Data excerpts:
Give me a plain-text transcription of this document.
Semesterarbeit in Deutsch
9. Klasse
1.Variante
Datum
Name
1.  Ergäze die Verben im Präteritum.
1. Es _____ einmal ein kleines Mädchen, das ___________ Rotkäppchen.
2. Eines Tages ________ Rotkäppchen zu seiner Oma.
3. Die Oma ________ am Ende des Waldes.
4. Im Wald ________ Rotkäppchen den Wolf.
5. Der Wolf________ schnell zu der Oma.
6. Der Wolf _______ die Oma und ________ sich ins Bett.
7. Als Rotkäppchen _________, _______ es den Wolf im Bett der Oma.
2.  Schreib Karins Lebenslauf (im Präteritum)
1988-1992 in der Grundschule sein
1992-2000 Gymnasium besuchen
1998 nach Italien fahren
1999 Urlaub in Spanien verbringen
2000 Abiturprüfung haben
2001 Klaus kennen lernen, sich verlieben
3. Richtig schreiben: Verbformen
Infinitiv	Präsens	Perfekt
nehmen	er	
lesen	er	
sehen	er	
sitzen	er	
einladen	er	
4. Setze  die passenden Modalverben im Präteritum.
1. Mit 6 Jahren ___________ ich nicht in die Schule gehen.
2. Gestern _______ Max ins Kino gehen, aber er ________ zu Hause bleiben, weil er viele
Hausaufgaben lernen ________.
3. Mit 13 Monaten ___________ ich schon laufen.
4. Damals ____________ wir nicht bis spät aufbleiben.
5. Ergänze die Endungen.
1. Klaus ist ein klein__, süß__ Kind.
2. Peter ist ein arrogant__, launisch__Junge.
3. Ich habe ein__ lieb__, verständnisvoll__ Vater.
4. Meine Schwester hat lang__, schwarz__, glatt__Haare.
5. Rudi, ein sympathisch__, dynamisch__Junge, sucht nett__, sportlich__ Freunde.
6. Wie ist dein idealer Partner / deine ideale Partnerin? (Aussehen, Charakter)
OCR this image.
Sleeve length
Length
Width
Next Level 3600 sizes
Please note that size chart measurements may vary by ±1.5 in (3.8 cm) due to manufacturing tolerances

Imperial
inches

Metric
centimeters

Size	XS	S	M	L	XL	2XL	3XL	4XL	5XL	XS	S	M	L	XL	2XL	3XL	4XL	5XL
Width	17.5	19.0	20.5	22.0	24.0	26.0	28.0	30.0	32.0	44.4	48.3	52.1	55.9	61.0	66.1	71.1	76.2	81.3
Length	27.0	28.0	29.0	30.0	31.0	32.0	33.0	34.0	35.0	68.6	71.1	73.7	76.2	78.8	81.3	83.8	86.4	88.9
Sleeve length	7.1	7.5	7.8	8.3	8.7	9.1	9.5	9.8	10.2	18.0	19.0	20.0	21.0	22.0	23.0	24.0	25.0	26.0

* * *

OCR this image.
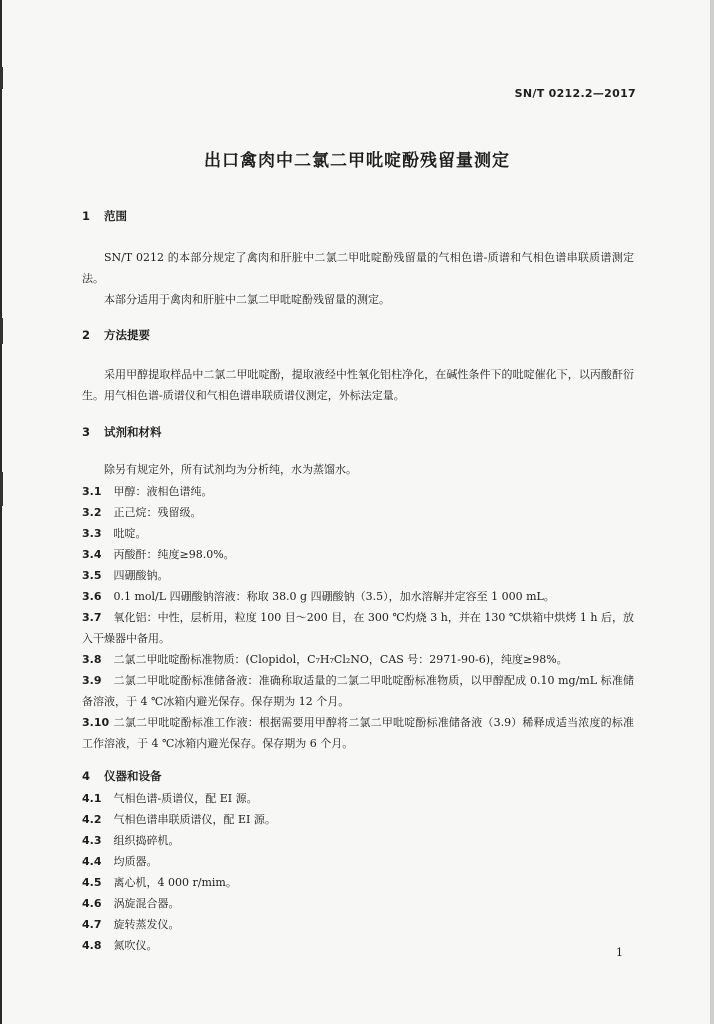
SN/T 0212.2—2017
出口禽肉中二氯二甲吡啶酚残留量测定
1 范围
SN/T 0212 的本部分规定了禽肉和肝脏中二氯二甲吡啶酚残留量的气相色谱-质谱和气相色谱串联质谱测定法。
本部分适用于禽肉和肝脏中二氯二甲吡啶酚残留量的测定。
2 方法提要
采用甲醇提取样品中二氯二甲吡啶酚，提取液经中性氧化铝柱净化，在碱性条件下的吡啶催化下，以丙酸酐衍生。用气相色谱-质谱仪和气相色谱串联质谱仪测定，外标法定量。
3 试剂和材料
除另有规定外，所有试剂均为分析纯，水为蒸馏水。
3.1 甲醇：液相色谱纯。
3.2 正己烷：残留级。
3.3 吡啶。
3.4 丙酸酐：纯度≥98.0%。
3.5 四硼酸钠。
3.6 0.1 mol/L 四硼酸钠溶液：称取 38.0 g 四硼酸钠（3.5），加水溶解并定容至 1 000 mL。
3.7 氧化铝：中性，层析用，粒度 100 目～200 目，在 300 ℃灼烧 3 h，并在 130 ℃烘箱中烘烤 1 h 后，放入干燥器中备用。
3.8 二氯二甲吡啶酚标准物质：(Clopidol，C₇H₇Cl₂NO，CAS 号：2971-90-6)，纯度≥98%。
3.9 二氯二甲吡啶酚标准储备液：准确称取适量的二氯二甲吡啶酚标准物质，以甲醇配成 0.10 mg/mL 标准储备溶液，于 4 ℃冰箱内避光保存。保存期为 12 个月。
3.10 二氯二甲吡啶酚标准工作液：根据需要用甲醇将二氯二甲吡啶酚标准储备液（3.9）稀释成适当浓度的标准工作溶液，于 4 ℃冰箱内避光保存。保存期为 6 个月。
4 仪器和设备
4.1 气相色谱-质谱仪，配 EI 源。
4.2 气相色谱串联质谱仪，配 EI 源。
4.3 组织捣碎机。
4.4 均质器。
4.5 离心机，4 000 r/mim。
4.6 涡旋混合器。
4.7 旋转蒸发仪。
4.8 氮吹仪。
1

...

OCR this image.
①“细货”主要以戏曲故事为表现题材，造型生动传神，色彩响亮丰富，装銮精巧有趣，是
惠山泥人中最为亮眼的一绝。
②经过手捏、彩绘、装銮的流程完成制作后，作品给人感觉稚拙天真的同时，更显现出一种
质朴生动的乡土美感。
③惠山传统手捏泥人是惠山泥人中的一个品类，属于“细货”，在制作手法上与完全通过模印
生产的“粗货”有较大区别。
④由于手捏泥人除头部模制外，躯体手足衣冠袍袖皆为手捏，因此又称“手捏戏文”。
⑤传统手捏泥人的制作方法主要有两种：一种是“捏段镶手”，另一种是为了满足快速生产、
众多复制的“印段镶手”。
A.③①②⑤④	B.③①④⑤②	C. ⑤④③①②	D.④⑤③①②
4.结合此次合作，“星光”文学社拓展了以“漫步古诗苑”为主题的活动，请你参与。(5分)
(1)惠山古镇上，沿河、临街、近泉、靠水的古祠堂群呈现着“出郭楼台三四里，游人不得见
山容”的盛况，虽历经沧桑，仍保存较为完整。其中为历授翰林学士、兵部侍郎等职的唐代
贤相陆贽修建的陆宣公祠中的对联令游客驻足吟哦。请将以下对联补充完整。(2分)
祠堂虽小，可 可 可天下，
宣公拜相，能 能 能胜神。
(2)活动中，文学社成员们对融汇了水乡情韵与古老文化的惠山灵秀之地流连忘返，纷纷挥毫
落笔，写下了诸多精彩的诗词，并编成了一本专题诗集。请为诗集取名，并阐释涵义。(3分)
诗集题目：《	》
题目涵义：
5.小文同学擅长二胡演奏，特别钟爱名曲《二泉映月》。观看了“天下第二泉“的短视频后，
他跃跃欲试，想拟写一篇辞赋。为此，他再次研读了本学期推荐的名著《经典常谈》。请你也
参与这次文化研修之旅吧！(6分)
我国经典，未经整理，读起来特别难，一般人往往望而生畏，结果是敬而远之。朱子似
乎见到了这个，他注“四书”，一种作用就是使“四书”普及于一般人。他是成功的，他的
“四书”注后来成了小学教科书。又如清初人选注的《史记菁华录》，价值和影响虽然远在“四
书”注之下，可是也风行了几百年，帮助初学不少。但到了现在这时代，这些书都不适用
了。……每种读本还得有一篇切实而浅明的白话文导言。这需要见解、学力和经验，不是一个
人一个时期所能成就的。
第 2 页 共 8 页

:: DIRECTION ::
Sift the material for lines with the string "gehen". Copy each one found.

:: SOLUTION FOR THIS PROBLEM ::
1. Mit 6 Jahren ___________ ich nicht in die Schule gehen.
2. Gestern _______ Max ins Kino gehen, aber er ________ zu Hause bleiben, weil er viele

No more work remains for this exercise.